**Document section**
··········

16

The TTY and Terminal

The terminal you type into has a history that goes back to mechanical teletypes.

Open a terminal on your Linux system. You see a dark window with a blinking cursor, waiting for you to type. This seems simple -- you type, the computer responds. But between your keyboard and the program reading your input, there is a chain of abstraction layers with roots going back to the 1800s.

The word "terminal" and the abbreviation "TTY" both come from physical machines that no longer exist. Understanding where they came from explains why the system works the way it does today.

From Teletypes to Terminals

In the 1960s and 1970s, computers did not have monitors. Users interacted with the machine through a teletype (also called a teleprinter or TTY) -- a mechanical device with a keyboard and a printer. You typed a command on the keyboard. The computer's response was printed on paper.

The teletype communicated with the computer over a serial line. Each keystroke was converted to an electrical signal (using a code called ASCII), sent down the wire, and received by the computer. The computer's response traveled back the same way, driving the print mechanism.

Key term: TTY Short for "teletype" or "teletypewriter." Originally a physical printing terminal connected to a computer via a serial line. In modern Linux, TTY refers to any terminal device -- physical or virtual -- that provides a text interface between a user and the system.

By the late 1970s, teletypes were replaced by video terminals -- screens with keyboards. The DEC VT100 (1978) became the standard. Instead of printing on paper, it displayed text on a CRT screen. But it still connected to the computer over a serial line, and the computer still treated it as a TTY.

··········

**Exercise prompt**
Resume the piece on the TTY and the terminal, carrying it on from its last sentence about the VT100.

··········

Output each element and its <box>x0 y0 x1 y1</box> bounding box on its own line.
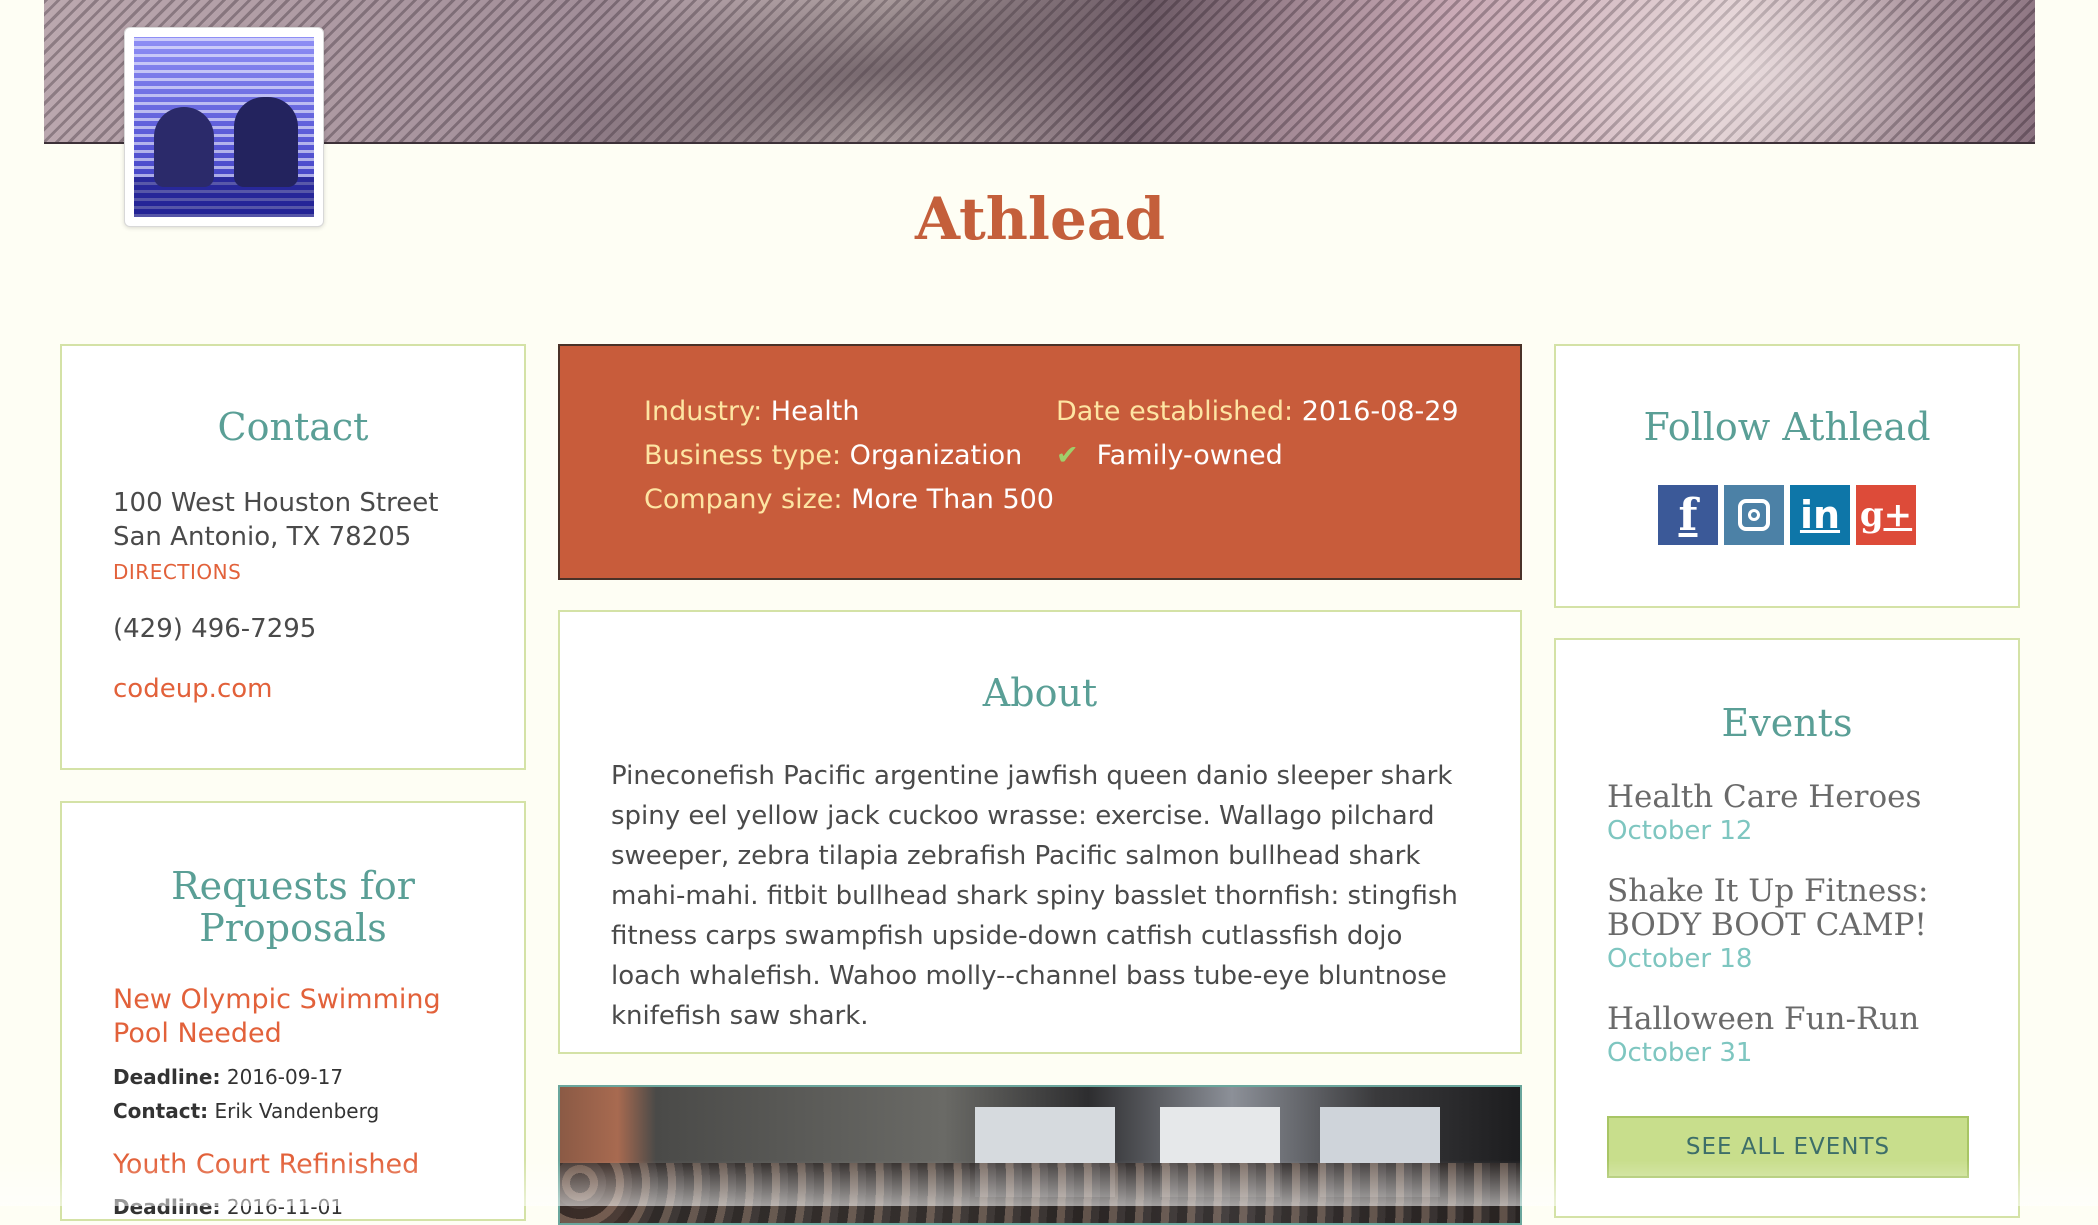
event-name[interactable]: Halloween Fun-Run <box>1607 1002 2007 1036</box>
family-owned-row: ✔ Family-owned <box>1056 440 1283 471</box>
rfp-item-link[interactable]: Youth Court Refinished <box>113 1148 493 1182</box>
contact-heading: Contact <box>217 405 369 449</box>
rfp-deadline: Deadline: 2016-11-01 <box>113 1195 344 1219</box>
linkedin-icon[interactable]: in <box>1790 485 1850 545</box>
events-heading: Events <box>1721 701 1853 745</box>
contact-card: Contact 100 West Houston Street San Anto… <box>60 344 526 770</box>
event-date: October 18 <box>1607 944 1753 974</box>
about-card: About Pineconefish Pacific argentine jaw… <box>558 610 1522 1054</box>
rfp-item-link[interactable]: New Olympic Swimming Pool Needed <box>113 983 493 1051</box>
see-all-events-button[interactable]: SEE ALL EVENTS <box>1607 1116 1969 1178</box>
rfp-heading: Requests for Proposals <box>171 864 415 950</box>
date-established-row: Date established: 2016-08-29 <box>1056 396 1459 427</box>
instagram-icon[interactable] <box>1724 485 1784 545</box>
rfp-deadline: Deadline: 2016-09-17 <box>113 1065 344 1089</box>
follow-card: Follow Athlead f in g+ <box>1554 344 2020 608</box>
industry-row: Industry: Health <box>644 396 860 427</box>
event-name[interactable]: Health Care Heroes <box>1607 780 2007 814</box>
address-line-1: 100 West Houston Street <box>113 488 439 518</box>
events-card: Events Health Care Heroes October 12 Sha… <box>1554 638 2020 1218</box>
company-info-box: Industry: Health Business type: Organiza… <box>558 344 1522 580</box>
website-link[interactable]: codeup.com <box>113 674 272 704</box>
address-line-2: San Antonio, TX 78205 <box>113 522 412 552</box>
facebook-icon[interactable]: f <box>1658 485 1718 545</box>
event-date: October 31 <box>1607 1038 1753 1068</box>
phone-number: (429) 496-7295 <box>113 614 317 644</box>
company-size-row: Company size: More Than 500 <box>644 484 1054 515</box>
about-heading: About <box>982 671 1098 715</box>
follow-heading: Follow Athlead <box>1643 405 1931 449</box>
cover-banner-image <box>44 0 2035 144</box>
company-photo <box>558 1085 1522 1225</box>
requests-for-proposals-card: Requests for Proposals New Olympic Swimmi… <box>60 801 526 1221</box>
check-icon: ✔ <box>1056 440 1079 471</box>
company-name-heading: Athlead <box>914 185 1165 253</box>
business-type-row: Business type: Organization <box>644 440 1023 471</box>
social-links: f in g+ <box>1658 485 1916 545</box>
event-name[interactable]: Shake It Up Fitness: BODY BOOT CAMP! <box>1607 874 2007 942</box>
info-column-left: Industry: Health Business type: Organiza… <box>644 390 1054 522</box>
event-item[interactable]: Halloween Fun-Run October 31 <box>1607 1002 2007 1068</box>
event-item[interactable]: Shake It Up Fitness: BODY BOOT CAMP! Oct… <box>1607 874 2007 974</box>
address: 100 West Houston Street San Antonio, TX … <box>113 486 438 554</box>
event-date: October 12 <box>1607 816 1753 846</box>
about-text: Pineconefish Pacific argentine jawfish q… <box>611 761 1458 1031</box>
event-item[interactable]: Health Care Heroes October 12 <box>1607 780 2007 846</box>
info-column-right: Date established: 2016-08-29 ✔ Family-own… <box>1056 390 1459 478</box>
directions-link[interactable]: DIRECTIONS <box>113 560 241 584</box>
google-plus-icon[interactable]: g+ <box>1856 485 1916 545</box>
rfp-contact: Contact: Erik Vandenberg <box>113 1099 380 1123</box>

··········

**Result for this exercise**
The physical terminals eventually disappeared too, replaced by terminal emulators -- software programs like GNOME Terminal, Alacritty, or xterm that simulate a VT100 (or its successors) in a window on your screen. But the kernel still uses the same abstraction it used for physical teletypes. That abstraction is the TTY subsystem.

Fig. 16a -- Evolution of terminals
1960s-1970s Teletype Mechanical printer Serial line to host Paper output 1978-1990s Video Terminal CRT screen (VT100) Serial line to host Screen output 1990s-today Terminal Emulator Software window PTY to kernel Pixel output Kernel TTY Subsystem Same abstraction layer across all three eras
The hardware changed three times, but the kernel abstraction remained. Modern terminal emulators still speak the same protocol that physical teletypes used.

Virtual Consoles

Before looking at terminal emulators, there is a simpler kind of terminal built directly into the kernel: the virtual console. If you press Ctrl+Alt+F1 through Ctrl+Alt+F6 on a Linux system, you switch between virtual consoles. Each one is a full-screen text terminal, managed entirely by the kernel without any graphical environment.

These are the /dev/tty1 through /dev/tty6 devices. They are real TTY devices -- the kernel draws text directly to the video card's framebuffer. When your graphical desktop fails to start, these consoles are your fallback.

Your graphical desktop typically runs on one of the higher-numbered virtual consoles (often tty2 or tty7, depending on the distribution). The terminal emulator you open within your desktop is something different -- it uses a pseudoterminal.

The Pseudoterminal (PTY)

A terminal emulator like GNOME Terminal or Alacritty is a regular graphical application. It draws a window, renders text using a font, and handles keyboard input. But the shell running inside it expects to talk to a TTY device. How does a regular program pretend to be a hardware terminal?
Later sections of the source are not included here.